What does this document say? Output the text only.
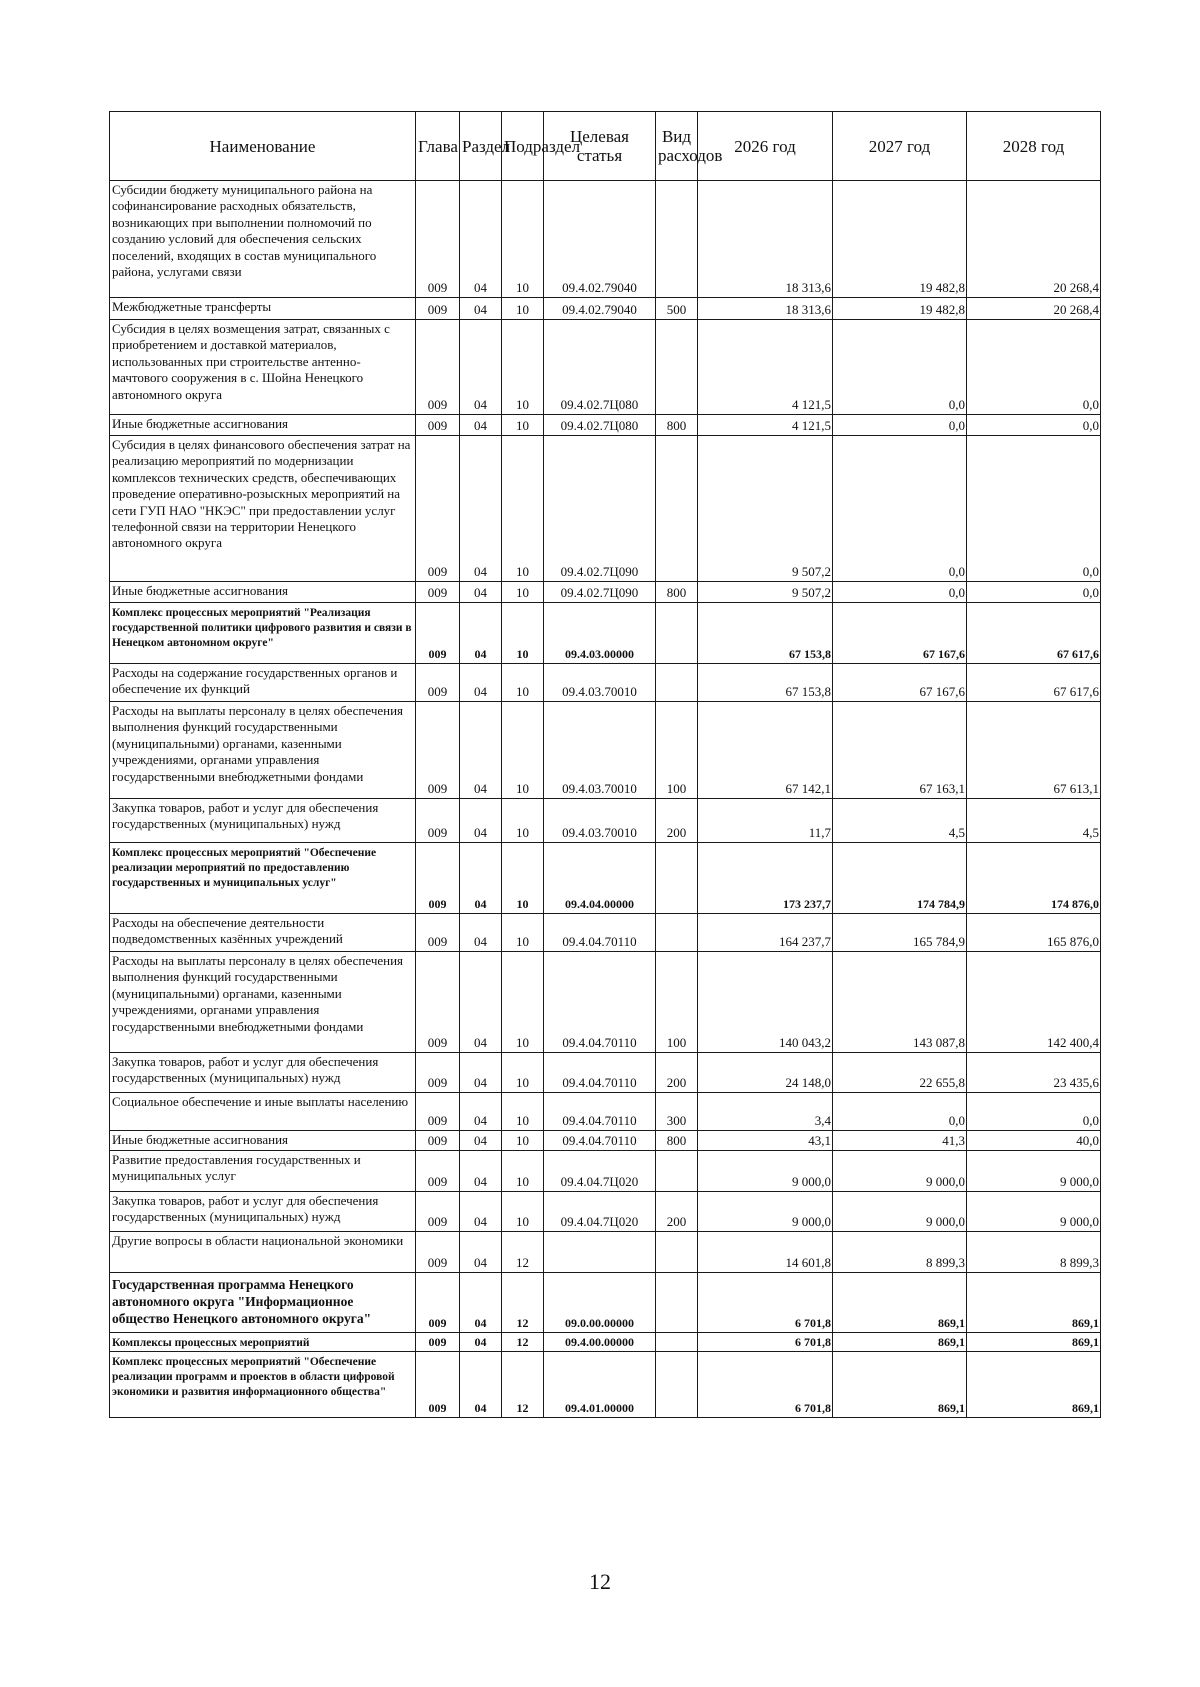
Наименование	Глава	Раздел	Подраздел	Целевая статья	Вид расходов	2026 год	2027 год	2028 год
Субсидии бюджету муниципального района на софинансирование расходных обязательств, возникающих при выполнении полномочий по созданию условий для обеспечения сельских поселений, входящих в состав муниципального района, услугами связи	009	04	10	09.4.02.79040		18 313,6	19 482,8	20 268,4
Межбюджетные трансферты	009	04	10	09.4.02.79040	500	18 313,6	19 482,8	20 268,4
Субсидия в целях возмещения затрат, связанных с приобретением и доставкой материалов, использованных при строительстве антенно-мачтового сооружения в с. Шойна Ненецкого автономного округа	009	04	10	09.4.02.7Ц080		4 121,5	0,0	0,0
Иные бюджетные ассигнования	009	04	10	09.4.02.7Ц080	800	4 121,5	0,0	0,0
Субсидия в целях финансового обеспечения затрат на реализацию мероприятий по модернизации комплексов технических средств, обеспечивающих проведение оперативно-розыскных мероприятий на сети ГУП НАО "НКЭС" при предоставлении услуг телефонной связи на территории Ненецкого автономного округа	009	04	10	09.4.02.7Ц090		9 507,2	0,0	0,0
Иные бюджетные ассигнования	009	04	10	09.4.02.7Ц090	800	9 507,2	0,0	0,0
Комплекс процессных мероприятий "Реализация государственной политики цифрового развития и связи в Ненецком автономном округе"	009	04	10	09.4.03.00000		67 153,8	67 167,6	67 617,6
Расходы на содержание государственных органов и обеспечение их функций	009	04	10	09.4.03.70010		67 153,8	67 167,6	67 617,6
Расходы на выплаты персоналу в целях обеспечения выполнения функций государственными (муниципальными) органами, казенными учреждениями, органами управления государственными внебюджетными фондами	009	04	10	09.4.03.70010	100	67 142,1	67 163,1	67 613,1
Закупка товаров, работ и услуг для обеспечения государственных (муниципальных) нужд	009	04	10	09.4.03.70010	200	11,7	4,5	4,5
Комплекс процессных мероприятий "Обеспечение реализации мероприятий по предоставлению государственных и муниципальных услуг"	009	04	10	09.4.04.00000		173 237,7	174 784,9	174 876,0
Расходы на обеспечение деятельности подведомственных казённых учреждений	009	04	10	09.4.04.70110		164 237,7	165 784,9	165 876,0
Расходы на выплаты персоналу в целях обеспечения выполнения функций государственными (муниципальными) органами, казенными учреждениями, органами управления государственными внебюджетными фондами	009	04	10	09.4.04.70110	100	140 043,2	143 087,8	142 400,4
Закупка товаров, работ и услуг для обеспечения государственных (муниципальных) нужд	009	04	10	09.4.04.70110	200	24 148,0	22 655,8	23 435,6
Социальное обеспечение и иные выплаты населению	009	04	10	09.4.04.70110	300	3,4	0,0	0,0
Иные бюджетные ассигнования	009	04	10	09.4.04.70110	800	43,1	41,3	40,0
Развитие предоставления государственных и муниципальных услуг	009	04	10	09.4.04.7Ц020		9 000,0	9 000,0	9 000,0
Закупка товаров, работ и услуг для обеспечения государственных (муниципальных) нужд	009	04	10	09.4.04.7Ц020	200	9 000,0	9 000,0	9 000,0
Другие вопросы в области национальной экономики	009	04	12			14 601,8	8 899,3	8 899,3
Государственная программа Ненецкого автономного округа "Информационное общество Ненецкого автономного округа"	009	04	12	09.0.00.00000		6 701,8	869,1	869,1
Комплексы процессных мероприятий	009	04	12	09.4.00.00000		6 701,8	869,1	869,1
Комплекс процессных мероприятий "Обеспечение реализации программ и проектов в области цифровой экономики и развития информационного общества"	009	04	12	09.4.01.00000		6 701,8	869,1	869,1
12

- **Problem details**:
Find how many lines in the records contain the string "автономного", then give the number alone.

- **Answer**:
3